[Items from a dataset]
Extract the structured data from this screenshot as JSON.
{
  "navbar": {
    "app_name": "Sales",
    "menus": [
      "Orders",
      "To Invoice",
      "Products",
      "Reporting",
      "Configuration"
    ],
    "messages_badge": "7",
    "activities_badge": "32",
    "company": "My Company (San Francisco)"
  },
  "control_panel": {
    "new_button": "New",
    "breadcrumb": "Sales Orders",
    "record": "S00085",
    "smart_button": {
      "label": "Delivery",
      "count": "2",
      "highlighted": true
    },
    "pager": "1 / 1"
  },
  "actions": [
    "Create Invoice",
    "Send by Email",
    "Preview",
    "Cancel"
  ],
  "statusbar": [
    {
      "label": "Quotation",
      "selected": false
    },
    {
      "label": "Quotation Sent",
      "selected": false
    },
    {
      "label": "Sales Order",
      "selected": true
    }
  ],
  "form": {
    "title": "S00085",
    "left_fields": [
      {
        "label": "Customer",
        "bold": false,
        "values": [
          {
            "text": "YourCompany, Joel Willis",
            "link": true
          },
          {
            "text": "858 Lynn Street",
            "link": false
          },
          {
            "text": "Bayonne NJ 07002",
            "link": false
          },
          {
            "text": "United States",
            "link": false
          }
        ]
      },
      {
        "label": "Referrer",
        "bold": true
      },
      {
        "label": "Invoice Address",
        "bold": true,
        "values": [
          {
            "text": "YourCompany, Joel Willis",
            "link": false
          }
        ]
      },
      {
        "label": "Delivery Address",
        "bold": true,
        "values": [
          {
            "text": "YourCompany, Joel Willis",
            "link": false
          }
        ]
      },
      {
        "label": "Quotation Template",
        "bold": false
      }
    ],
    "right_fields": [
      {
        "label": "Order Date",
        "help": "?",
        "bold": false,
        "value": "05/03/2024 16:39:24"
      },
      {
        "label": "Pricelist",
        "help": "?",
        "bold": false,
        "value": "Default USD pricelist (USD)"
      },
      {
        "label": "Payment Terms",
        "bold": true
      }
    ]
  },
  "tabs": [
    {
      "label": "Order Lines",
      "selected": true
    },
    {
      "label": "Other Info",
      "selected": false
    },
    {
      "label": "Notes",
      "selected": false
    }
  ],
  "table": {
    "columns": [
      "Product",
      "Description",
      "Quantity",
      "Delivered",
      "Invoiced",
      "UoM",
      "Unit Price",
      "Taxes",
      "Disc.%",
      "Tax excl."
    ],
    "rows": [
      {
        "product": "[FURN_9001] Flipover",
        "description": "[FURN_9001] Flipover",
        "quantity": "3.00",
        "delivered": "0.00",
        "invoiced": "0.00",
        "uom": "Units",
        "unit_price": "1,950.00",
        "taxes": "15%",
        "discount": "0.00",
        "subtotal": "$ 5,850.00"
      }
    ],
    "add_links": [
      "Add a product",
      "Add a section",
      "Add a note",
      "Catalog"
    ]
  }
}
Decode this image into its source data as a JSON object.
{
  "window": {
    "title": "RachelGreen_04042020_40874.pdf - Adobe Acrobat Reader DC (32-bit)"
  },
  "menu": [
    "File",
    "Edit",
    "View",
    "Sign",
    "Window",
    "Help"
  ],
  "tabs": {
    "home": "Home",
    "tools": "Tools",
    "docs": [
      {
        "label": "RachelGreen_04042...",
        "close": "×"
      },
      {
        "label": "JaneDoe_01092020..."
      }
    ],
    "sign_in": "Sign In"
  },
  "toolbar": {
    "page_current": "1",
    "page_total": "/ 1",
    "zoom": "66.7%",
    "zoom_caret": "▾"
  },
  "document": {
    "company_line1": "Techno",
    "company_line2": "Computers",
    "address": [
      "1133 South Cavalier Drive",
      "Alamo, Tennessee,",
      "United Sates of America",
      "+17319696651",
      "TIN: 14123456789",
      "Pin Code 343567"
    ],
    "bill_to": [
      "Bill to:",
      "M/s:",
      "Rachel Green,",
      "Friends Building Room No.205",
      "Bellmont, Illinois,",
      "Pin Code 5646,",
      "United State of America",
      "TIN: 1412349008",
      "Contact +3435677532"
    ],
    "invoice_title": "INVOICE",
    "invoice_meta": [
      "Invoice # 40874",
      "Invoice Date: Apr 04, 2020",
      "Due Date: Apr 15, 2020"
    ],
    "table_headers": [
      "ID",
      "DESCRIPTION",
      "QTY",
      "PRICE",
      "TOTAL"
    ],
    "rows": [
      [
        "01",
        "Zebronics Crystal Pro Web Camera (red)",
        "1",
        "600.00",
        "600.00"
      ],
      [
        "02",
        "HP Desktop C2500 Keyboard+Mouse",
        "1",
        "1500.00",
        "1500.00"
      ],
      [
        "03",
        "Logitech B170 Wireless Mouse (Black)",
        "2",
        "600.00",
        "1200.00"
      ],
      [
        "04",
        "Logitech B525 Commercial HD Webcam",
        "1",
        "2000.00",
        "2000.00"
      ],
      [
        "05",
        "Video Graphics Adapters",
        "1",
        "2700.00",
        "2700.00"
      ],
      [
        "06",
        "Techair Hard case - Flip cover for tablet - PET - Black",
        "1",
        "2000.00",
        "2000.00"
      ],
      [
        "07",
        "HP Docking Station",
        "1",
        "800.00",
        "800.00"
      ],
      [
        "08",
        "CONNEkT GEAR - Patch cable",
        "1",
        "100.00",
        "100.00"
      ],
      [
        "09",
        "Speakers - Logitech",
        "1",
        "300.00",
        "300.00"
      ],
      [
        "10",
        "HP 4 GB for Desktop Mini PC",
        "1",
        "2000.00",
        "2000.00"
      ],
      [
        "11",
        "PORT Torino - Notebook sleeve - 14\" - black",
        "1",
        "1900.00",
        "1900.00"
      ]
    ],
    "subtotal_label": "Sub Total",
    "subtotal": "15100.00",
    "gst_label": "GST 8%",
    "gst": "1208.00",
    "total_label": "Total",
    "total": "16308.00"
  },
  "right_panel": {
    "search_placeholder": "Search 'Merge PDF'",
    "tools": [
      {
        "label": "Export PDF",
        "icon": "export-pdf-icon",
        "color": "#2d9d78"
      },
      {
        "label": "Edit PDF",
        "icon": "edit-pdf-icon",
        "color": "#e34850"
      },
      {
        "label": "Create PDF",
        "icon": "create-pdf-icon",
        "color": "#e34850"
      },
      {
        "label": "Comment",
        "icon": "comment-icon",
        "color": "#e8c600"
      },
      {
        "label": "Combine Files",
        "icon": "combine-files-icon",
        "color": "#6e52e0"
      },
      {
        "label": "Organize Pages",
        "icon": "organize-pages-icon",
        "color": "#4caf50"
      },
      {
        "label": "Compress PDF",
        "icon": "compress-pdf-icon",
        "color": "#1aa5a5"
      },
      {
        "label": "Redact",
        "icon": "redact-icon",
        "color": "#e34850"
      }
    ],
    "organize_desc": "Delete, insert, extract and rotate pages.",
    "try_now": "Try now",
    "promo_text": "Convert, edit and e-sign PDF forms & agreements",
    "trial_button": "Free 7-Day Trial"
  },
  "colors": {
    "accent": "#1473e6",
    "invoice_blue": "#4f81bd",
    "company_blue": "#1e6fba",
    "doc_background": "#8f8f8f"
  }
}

● Given instruction
Search the data for "icon". Copy every matching line.

● Response
        "icon": "export-pdf-icon",
        "icon": "edit-pdf-icon",
        "icon": "create-pdf-icon",
        "icon": "comment-icon",
        "icon": "combine-files-icon",
        "icon": "organize-pages-icon",
        "icon": "compress-pdf-icon",
        "icon": "redact-icon",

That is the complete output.